§ **Exercise aim**:
Read the listing and extract each line that includes the word "приказу".

++++++

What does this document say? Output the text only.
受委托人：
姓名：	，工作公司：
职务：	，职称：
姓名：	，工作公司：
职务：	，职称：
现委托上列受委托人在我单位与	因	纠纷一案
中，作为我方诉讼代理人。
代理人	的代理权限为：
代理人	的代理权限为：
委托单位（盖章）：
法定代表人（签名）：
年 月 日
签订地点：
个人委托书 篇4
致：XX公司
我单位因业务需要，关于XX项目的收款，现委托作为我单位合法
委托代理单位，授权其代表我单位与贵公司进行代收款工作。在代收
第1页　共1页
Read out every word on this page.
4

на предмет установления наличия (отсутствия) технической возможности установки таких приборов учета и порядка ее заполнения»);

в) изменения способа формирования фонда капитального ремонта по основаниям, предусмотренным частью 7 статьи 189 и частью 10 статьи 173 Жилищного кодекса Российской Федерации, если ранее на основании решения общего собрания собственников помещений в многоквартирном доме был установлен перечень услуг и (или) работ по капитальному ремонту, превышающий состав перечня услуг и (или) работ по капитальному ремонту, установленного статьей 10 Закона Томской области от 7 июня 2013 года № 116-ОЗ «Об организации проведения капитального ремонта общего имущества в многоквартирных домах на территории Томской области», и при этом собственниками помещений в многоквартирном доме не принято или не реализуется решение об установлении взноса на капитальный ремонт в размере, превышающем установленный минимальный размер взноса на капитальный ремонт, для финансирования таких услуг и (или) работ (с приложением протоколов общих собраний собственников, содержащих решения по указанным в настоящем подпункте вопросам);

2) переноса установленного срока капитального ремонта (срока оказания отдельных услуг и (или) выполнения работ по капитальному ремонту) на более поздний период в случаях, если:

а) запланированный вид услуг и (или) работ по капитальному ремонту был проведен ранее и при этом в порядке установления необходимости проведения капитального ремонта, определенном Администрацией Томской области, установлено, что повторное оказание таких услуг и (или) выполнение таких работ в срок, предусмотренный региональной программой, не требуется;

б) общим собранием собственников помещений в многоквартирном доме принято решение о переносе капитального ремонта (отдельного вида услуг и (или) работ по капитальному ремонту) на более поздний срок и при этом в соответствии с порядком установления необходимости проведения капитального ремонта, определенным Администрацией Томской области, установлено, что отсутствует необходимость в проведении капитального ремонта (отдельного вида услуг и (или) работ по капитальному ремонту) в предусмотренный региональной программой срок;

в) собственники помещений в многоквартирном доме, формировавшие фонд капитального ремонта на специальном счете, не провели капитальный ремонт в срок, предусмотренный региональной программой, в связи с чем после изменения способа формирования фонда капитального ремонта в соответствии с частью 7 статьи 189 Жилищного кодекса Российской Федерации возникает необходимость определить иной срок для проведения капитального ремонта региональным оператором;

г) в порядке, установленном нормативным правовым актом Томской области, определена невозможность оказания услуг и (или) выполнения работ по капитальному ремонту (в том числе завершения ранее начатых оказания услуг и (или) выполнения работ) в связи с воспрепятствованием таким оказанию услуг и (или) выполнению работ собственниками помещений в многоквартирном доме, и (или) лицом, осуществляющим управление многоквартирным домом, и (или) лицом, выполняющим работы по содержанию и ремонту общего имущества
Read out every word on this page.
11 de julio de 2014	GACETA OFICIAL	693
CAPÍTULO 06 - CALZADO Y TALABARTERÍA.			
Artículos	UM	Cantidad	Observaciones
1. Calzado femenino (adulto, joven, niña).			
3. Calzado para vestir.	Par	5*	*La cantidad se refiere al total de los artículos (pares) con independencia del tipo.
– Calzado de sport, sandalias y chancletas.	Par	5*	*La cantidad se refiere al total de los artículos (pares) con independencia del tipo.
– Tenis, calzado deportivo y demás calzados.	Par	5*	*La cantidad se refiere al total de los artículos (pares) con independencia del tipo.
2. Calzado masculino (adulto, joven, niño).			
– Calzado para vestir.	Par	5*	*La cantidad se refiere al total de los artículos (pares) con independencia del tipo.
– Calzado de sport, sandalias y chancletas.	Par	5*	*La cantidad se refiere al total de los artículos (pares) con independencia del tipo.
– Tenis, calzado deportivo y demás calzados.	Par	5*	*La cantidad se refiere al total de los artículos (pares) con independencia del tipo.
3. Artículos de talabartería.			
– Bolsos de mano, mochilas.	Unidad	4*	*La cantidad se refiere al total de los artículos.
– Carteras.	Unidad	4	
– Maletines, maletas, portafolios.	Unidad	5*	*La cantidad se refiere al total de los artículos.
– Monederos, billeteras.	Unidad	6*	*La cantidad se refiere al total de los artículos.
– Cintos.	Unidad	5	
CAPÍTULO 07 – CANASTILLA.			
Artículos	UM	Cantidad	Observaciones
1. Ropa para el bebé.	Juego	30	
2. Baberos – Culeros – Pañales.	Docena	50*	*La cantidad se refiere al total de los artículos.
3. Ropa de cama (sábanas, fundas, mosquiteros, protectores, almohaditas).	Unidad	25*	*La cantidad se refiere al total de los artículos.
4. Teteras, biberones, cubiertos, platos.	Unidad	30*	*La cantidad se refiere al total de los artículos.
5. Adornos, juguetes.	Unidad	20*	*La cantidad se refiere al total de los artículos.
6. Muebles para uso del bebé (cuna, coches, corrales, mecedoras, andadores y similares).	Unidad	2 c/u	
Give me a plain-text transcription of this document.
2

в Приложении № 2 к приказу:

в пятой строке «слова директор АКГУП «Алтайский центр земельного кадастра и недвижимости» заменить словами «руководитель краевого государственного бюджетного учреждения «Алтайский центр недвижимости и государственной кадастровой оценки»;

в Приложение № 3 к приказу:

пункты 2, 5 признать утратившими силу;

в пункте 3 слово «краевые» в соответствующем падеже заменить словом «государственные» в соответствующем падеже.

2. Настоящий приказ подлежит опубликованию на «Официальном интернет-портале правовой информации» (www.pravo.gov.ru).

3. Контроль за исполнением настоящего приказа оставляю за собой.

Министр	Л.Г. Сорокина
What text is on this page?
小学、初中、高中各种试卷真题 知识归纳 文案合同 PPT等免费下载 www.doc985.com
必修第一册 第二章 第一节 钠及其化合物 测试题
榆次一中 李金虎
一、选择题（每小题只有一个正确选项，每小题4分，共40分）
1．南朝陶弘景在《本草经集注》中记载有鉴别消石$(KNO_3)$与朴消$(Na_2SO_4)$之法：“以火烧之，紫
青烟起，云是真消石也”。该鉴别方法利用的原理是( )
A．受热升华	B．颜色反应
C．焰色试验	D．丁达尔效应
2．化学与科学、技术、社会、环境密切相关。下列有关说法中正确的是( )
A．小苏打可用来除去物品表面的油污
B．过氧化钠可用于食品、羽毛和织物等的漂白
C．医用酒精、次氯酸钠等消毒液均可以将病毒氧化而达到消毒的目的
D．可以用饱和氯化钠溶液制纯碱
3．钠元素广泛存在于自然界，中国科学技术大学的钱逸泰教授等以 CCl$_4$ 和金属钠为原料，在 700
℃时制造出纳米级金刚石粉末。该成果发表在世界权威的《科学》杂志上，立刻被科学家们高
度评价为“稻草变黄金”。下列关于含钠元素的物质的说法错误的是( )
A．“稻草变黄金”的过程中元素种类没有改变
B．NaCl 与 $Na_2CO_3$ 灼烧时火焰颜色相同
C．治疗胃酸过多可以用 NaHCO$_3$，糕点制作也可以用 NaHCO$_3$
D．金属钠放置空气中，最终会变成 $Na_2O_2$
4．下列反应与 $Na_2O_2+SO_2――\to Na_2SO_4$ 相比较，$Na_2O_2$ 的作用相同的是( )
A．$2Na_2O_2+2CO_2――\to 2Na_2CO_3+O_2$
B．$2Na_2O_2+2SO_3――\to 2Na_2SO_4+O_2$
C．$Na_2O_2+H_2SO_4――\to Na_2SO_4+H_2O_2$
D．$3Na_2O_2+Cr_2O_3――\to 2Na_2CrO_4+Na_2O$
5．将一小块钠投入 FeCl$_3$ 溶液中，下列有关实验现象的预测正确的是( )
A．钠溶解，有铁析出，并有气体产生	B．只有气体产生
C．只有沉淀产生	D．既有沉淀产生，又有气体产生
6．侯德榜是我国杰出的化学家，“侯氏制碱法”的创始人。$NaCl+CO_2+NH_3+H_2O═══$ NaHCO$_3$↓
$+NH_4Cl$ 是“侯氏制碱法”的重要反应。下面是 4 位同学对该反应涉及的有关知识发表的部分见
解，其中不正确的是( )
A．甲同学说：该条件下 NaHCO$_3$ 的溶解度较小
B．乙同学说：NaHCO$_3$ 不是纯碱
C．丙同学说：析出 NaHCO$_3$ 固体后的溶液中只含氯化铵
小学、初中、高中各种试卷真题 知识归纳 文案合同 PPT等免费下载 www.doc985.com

++++++

§ **Result**:
в Приложении № 2 к приказу:
в Приложение № 3 к приказу:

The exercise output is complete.